> [Instruction] Write out, word for word, every line from the one containing "What's the underlying" through the last line of the records below, both ends included.

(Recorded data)
■ ■ ■ ■ ■ ■ ■

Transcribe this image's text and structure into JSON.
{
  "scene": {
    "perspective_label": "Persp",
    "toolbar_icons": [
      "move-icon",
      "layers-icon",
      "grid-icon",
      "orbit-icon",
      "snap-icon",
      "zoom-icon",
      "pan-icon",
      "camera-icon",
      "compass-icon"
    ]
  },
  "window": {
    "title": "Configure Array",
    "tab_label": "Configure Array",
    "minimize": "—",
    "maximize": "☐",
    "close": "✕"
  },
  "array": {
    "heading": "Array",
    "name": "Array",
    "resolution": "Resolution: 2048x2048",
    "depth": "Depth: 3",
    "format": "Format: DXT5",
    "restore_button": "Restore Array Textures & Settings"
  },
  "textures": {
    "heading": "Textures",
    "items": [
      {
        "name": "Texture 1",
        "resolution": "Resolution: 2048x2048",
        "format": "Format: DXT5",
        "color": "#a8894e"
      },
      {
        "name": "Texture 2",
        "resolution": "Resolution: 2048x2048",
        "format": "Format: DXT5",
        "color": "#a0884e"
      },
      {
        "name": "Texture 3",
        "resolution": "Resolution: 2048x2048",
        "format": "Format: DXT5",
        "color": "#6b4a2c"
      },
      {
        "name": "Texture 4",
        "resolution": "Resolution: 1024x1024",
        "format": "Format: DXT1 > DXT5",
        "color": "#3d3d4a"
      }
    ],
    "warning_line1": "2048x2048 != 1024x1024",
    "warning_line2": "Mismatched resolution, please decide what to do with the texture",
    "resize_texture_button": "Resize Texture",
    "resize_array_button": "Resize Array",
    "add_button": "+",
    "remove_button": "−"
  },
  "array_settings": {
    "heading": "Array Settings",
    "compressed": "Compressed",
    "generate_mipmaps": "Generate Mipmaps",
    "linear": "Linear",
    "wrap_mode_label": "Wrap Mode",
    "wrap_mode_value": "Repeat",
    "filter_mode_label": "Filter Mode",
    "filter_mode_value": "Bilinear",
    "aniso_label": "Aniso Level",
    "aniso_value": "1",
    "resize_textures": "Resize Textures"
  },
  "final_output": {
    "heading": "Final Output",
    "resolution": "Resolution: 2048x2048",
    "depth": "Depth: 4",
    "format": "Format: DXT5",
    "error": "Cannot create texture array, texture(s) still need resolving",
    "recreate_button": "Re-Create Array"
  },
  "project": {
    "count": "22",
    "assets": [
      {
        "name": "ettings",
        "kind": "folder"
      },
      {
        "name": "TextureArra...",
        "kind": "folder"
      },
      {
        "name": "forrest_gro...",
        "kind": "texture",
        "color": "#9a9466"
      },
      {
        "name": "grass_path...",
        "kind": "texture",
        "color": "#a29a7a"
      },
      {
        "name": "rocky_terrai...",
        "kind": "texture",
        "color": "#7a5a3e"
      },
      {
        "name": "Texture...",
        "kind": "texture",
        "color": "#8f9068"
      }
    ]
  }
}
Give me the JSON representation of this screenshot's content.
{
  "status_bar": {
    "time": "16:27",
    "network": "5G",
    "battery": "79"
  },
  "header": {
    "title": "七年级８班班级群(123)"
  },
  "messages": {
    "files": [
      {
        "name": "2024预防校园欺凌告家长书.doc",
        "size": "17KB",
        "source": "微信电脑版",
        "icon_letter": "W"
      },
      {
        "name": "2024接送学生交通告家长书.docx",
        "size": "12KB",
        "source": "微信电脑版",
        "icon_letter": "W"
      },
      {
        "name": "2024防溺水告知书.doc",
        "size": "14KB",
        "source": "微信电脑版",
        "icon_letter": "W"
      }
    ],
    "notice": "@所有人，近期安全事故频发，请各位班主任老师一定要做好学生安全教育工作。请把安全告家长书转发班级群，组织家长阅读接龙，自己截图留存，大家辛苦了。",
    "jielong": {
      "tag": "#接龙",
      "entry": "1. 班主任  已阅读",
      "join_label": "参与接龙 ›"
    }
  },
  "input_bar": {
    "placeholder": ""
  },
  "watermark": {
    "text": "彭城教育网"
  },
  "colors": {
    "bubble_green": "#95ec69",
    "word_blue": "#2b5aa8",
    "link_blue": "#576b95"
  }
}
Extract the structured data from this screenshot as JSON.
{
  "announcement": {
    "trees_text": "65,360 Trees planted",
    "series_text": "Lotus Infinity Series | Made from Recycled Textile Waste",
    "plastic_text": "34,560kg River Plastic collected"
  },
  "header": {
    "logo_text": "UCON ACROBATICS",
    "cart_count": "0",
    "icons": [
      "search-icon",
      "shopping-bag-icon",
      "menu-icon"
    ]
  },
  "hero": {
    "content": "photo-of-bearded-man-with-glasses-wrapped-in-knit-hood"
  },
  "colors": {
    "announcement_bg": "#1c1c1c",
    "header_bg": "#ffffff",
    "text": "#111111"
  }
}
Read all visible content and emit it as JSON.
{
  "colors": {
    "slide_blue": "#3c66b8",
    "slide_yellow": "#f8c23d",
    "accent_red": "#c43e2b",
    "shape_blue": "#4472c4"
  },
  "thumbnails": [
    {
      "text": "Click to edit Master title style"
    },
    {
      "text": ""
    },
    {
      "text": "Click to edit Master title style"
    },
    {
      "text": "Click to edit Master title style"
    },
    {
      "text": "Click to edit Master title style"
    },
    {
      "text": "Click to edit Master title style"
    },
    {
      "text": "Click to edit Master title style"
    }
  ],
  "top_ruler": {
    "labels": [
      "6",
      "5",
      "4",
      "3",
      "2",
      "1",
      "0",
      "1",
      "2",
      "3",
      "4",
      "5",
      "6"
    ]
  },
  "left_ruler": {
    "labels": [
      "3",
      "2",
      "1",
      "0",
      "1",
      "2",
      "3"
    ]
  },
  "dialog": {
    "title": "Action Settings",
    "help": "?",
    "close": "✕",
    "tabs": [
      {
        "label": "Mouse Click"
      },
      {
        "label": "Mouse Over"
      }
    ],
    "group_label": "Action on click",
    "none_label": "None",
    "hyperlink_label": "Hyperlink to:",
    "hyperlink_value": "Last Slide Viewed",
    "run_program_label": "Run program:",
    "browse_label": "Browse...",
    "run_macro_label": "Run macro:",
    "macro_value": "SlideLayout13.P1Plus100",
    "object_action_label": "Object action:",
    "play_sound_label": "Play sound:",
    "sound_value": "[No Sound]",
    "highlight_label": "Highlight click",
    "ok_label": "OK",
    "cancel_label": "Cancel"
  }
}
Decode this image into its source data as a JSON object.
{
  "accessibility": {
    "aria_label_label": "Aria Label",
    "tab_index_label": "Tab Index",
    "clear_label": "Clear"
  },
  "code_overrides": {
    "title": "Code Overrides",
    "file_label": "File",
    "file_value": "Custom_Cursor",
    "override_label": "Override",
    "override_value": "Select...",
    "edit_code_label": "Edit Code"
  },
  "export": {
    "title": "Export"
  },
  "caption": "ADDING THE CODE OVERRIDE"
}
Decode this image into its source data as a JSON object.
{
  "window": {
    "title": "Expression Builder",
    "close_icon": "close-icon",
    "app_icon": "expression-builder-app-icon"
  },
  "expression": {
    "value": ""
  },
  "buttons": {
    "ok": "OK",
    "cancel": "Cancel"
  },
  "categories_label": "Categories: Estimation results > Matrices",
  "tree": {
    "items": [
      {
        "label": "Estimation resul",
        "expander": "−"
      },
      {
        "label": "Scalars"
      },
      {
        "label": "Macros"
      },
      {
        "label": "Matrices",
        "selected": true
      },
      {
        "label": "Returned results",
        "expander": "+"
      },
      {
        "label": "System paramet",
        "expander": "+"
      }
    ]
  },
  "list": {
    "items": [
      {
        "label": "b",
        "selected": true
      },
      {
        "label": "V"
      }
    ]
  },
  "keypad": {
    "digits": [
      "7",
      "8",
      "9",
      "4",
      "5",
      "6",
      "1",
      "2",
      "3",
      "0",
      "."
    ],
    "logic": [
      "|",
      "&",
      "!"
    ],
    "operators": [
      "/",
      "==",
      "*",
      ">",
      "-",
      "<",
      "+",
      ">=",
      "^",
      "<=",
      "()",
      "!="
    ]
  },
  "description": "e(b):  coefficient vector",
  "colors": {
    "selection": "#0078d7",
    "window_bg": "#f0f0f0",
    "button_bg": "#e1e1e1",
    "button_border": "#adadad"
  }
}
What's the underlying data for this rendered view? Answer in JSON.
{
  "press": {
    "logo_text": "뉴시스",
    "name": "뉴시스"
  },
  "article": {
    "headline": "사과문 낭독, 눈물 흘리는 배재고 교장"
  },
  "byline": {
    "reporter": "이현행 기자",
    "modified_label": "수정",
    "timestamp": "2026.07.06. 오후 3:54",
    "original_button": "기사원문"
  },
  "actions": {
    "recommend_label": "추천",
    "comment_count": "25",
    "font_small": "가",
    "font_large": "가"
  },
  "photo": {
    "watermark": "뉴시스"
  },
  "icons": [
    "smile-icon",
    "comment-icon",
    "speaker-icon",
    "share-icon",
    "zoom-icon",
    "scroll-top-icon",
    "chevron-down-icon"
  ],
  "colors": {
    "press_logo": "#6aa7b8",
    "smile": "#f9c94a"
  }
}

■ ■ ■ ■ ■ ■ ■

> [Response to the task]
What's the underlying data for this rendered view? Answer in JSON.
{
  "press": {
    "logo_text": "뉴시스",
    "name": "뉴시스"
  },
  "article": {
    "headline": "사과문 낭독, 눈물 흘리는 배재고 교장"
  },
  "byline": {
    "reporter": "이현행 기자",
    "modified_label": "수정",
    "timestamp": "2026.07.06. 오후 3:54",
    "original_button": "기사원문"
  },
  "actions": {
    "recommend_label": "추천",
    "comment_count": "25",
    "font_small": "가",
    "font_large": "가"
  },
  "photo": {
    "watermark": "뉴시스"
  },
  "icons": [
    "smile-icon",
    "comment-icon",
    "speaker-icon",
    "share-icon",
    "zoom-icon",
    "scroll-top-icon",
    "chevron-down-icon"
  ],
  "colors": {
    "press_logo": "#6aa7b8",
    "smile": "#f9c94a"
  }
}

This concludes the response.